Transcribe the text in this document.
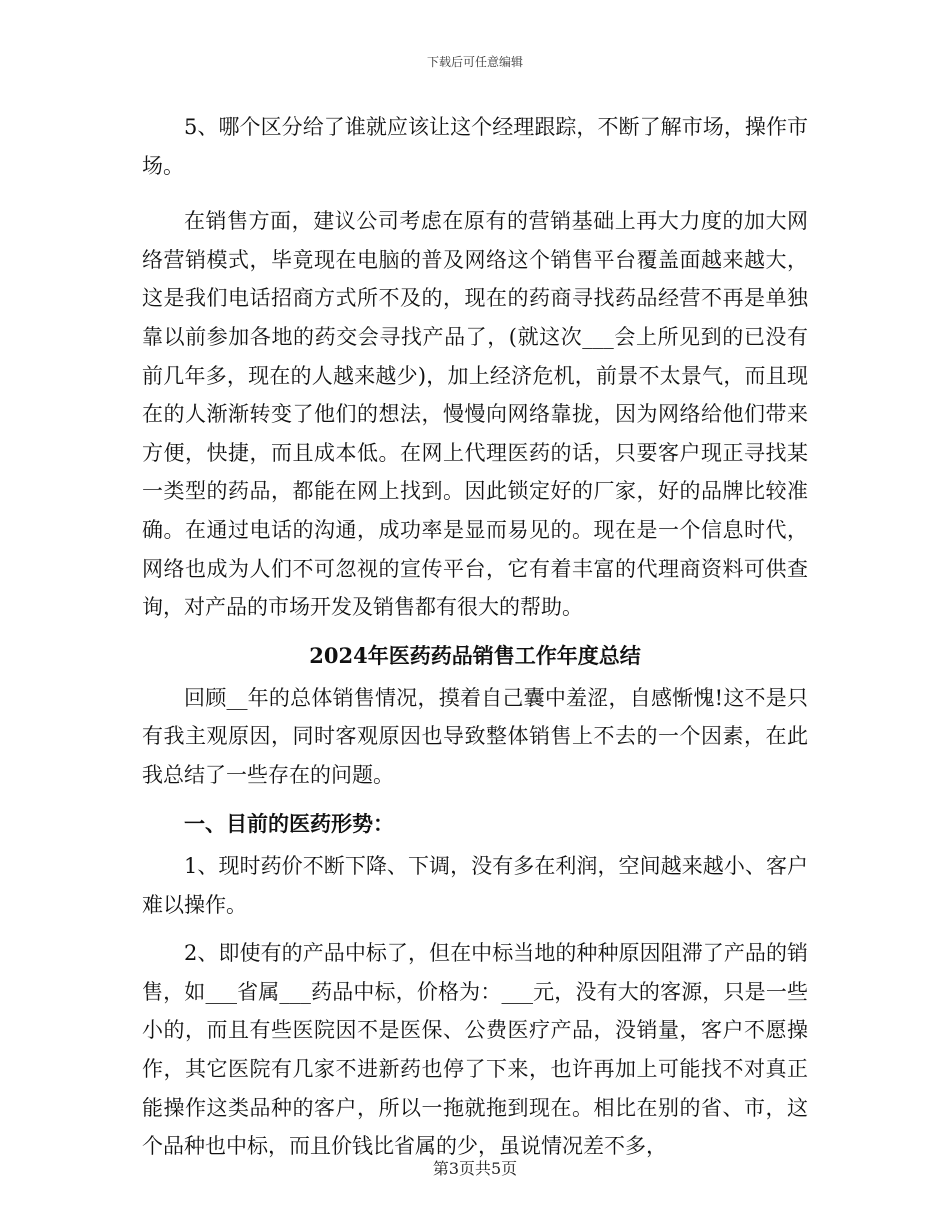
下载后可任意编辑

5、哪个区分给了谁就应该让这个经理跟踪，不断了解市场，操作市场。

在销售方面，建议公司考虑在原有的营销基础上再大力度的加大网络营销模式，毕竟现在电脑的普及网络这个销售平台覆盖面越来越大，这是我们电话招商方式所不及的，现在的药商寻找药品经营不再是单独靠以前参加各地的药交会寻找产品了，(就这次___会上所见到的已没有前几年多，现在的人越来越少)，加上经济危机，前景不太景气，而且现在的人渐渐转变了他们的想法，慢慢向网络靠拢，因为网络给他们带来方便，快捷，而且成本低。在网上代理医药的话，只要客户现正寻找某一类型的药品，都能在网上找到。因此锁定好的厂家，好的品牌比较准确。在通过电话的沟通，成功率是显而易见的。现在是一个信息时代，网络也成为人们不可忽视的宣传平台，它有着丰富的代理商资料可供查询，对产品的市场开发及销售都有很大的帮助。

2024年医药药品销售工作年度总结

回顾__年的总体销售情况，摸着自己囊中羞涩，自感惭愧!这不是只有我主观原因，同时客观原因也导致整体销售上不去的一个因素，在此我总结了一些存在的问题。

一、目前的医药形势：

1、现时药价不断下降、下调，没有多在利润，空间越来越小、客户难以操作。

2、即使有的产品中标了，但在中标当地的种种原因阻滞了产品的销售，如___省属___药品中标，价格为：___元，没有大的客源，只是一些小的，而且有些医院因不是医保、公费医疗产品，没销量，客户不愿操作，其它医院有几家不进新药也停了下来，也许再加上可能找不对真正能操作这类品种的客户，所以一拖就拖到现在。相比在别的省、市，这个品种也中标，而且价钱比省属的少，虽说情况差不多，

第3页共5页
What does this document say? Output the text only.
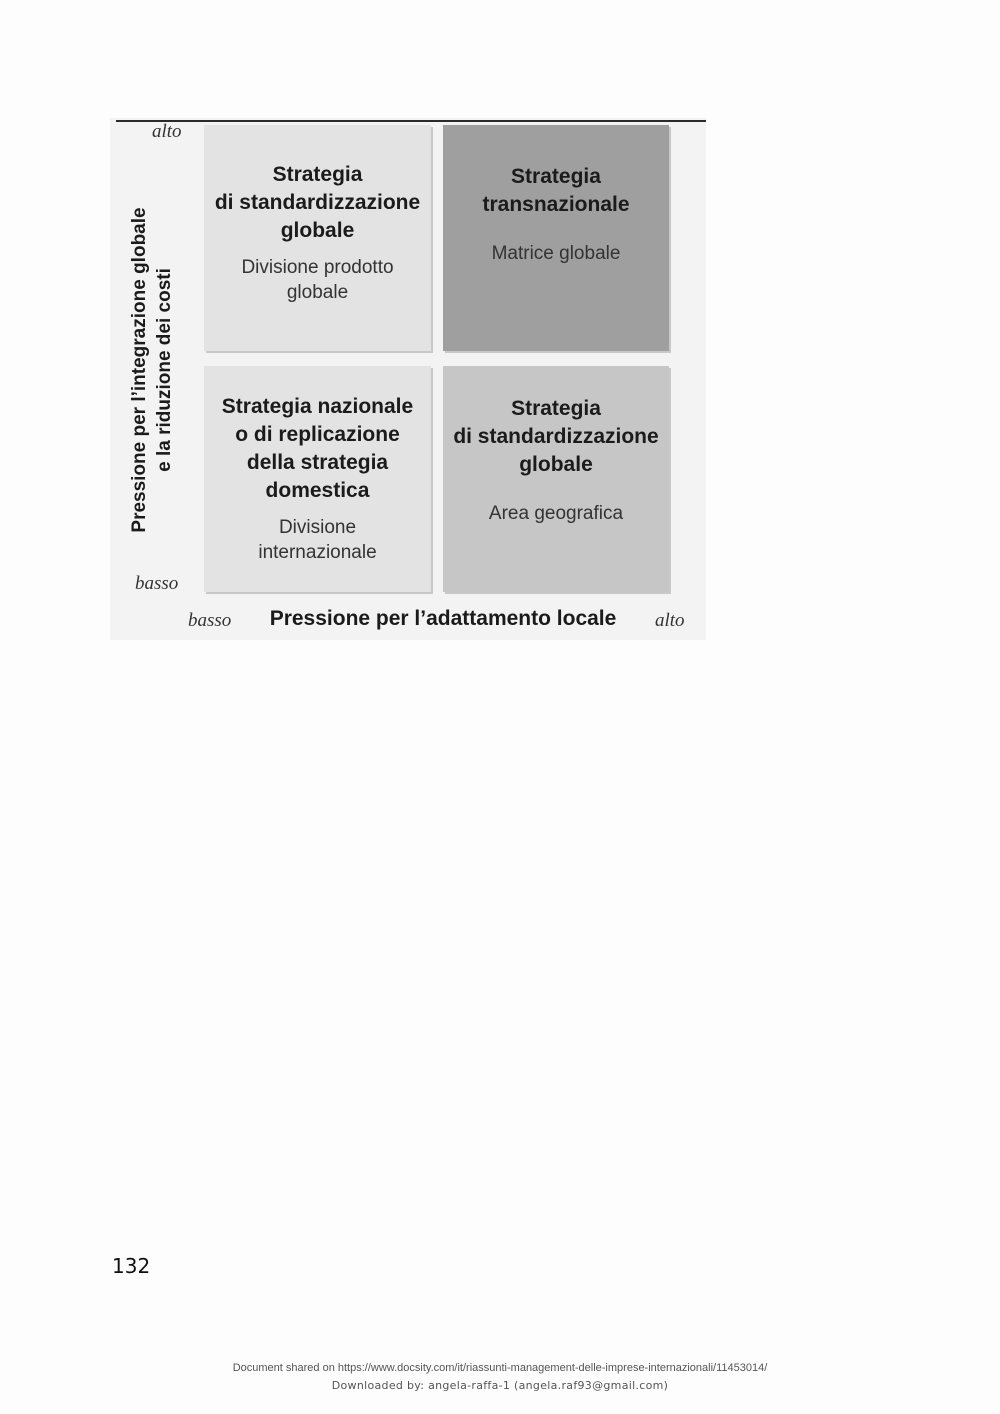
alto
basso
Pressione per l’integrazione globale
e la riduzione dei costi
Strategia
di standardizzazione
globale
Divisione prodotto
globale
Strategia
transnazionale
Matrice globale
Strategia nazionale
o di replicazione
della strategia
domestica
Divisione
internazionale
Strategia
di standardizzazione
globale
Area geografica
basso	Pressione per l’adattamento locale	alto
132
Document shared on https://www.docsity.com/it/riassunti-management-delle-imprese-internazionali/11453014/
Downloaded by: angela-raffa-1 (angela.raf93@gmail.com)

---

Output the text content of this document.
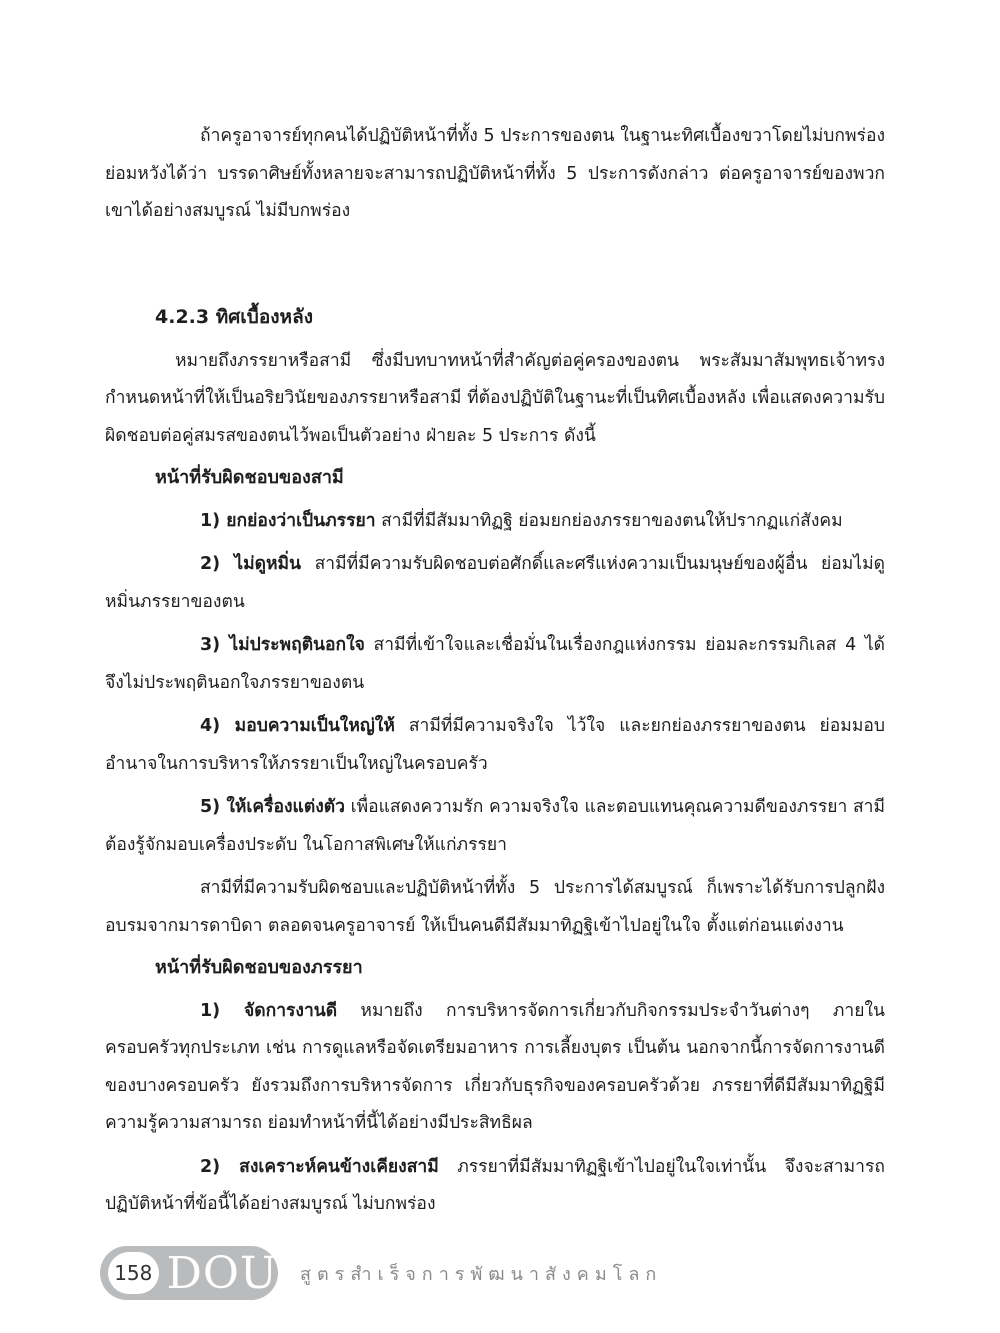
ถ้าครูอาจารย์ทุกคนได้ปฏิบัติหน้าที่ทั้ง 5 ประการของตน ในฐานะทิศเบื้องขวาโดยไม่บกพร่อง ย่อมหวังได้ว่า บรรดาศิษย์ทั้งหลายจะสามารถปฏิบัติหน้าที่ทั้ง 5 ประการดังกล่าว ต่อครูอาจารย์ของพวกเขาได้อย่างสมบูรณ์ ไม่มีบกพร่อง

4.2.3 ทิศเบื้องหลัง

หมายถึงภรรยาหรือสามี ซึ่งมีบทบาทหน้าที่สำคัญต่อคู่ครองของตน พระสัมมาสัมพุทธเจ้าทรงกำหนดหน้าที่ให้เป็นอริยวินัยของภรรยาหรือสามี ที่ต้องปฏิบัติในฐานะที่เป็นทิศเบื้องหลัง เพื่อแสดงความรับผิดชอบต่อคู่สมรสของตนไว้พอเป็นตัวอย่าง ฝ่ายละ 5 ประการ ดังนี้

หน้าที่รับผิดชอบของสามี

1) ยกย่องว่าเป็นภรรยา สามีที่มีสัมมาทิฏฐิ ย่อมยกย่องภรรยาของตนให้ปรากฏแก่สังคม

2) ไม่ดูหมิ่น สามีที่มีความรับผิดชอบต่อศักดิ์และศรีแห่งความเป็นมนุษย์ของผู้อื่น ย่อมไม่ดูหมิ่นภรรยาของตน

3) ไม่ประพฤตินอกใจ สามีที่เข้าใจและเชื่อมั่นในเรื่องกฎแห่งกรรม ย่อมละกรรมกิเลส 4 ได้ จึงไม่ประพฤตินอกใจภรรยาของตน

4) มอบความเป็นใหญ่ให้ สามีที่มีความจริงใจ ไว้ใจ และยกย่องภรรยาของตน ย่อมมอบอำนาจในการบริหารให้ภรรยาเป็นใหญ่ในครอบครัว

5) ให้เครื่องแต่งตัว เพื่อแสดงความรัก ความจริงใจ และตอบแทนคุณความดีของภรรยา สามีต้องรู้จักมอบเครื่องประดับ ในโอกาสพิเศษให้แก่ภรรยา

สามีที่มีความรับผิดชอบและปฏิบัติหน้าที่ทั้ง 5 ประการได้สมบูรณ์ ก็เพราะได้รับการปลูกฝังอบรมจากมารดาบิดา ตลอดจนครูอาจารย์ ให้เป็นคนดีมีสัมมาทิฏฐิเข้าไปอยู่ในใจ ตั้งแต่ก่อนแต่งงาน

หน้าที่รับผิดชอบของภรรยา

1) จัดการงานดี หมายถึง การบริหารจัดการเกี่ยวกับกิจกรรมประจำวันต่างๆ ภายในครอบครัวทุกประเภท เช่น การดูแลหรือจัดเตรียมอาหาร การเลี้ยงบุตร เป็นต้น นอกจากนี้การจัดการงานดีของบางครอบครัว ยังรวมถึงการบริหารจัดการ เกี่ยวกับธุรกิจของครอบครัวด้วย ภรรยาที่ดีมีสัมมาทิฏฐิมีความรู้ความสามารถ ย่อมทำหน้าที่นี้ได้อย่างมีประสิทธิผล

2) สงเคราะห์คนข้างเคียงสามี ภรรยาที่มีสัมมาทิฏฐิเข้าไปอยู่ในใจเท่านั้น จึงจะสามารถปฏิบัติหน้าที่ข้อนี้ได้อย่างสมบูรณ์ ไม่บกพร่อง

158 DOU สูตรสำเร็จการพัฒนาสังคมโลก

- [What you are asked to do] Gather from the entries above all lines that include the string "text".

- [Task result]
Transcribe the text in this document.
What does this document say? Output the text only.
Output the text content of this document.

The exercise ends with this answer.